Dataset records

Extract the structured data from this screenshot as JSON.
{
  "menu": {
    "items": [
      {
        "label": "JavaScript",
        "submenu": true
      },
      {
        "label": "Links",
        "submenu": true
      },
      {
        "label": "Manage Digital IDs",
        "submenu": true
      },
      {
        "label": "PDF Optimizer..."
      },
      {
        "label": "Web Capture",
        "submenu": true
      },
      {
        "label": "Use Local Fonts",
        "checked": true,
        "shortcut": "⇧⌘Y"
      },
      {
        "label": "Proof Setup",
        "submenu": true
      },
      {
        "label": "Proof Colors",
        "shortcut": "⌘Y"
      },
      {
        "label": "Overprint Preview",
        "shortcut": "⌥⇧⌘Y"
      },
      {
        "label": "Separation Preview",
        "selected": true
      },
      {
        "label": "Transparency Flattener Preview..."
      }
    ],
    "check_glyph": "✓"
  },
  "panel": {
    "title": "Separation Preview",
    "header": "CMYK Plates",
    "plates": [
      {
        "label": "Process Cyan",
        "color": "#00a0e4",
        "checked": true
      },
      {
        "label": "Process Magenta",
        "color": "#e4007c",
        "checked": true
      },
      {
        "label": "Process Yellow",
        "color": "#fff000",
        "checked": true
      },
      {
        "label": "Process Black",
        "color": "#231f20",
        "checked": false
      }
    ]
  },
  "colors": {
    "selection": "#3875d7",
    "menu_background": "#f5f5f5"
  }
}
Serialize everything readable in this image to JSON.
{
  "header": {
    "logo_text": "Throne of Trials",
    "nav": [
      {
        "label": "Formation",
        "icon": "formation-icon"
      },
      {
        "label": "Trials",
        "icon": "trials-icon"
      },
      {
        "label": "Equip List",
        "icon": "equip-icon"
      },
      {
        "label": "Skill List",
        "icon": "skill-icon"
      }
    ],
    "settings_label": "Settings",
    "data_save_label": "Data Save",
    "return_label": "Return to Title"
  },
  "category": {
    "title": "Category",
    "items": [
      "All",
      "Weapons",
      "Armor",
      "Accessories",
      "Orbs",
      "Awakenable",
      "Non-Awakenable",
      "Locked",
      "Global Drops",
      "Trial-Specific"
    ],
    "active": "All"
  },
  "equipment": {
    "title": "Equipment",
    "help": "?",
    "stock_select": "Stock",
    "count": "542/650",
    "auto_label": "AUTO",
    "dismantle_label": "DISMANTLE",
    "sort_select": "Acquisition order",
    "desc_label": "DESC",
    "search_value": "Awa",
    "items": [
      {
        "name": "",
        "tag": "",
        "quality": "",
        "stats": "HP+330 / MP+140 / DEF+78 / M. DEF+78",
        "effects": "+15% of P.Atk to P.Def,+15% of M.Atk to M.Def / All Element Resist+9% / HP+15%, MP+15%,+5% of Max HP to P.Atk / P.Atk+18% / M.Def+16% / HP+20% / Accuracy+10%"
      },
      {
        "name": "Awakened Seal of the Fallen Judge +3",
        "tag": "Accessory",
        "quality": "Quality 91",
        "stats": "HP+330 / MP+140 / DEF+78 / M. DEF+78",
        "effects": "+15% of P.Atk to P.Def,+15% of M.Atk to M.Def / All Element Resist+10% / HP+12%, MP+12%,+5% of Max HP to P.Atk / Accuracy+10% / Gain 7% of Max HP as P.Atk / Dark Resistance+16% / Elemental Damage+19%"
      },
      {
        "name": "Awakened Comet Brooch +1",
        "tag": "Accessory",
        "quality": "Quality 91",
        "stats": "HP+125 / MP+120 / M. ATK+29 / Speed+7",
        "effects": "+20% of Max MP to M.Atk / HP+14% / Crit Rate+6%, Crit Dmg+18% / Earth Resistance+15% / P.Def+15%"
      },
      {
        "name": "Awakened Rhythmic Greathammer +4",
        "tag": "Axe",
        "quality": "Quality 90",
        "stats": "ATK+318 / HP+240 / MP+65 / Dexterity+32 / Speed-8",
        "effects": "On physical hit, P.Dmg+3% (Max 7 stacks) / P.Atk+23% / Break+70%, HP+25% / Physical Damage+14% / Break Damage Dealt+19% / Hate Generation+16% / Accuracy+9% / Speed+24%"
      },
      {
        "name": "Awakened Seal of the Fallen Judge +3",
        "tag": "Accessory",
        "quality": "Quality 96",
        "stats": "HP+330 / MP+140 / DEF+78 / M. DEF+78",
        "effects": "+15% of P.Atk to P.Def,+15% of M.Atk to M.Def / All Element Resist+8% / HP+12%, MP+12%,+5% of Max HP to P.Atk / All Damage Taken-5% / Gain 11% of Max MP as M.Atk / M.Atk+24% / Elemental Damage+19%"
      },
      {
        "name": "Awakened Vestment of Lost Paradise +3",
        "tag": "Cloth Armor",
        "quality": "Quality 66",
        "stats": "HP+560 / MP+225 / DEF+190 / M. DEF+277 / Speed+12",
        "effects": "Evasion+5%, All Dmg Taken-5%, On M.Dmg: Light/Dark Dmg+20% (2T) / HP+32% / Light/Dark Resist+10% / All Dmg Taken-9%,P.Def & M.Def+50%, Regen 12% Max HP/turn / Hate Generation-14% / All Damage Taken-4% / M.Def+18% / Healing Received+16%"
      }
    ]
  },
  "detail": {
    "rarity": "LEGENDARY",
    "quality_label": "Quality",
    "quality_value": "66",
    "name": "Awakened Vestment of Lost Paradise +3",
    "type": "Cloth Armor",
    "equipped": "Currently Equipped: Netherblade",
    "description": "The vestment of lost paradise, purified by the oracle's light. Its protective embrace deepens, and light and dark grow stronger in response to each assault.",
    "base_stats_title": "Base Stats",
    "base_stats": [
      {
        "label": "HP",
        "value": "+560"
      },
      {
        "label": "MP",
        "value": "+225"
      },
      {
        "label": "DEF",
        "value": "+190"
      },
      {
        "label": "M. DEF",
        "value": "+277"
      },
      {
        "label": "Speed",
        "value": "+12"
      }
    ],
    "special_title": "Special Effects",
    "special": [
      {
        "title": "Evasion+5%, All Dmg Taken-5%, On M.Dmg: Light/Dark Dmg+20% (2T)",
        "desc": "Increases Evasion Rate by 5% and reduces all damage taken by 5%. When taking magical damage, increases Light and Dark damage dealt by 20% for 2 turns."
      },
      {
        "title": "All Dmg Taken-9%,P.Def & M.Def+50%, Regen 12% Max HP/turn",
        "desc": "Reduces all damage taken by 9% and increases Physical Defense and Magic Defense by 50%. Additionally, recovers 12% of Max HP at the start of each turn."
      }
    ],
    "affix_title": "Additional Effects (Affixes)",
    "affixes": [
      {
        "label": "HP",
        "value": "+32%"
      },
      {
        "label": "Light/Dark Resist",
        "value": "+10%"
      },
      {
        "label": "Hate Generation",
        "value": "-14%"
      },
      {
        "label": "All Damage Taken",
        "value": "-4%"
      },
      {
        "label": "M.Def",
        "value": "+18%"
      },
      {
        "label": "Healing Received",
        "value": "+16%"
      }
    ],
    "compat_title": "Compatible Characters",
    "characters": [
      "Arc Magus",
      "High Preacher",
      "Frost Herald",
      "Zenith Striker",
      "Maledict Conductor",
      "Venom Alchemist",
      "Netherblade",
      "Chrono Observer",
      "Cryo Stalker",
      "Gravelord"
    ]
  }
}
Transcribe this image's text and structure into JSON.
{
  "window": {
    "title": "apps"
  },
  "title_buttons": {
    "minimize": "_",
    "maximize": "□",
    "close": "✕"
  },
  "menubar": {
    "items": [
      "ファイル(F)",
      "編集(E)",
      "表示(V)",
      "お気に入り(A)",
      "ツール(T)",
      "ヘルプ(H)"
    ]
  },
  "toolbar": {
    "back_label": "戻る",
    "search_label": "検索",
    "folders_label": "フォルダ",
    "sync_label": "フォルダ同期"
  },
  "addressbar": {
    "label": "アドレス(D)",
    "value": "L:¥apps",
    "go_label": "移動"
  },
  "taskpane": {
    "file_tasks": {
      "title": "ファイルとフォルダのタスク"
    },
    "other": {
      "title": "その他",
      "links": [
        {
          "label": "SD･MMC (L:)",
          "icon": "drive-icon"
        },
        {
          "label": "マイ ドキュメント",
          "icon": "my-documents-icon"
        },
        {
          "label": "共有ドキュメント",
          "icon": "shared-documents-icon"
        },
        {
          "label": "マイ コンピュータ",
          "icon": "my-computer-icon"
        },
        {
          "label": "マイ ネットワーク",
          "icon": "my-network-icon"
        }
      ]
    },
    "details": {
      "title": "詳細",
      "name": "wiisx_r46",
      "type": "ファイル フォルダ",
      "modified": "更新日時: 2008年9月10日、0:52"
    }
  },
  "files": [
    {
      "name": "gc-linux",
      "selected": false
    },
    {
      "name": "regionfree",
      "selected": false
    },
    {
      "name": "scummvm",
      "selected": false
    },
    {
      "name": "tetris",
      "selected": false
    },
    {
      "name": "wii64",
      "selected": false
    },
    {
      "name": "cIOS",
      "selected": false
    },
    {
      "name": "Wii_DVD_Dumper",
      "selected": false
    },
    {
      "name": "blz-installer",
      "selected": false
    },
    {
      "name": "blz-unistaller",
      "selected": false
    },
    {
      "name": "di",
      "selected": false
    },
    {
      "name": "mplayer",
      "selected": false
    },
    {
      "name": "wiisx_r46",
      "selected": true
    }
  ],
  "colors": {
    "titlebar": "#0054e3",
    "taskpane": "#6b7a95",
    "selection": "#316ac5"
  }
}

Exercise task:
Search the lines above for the string "selection" and copy each line that has it.

Exercise solution:
    "selection": "#3875d7",
    "selection": "#316ac5"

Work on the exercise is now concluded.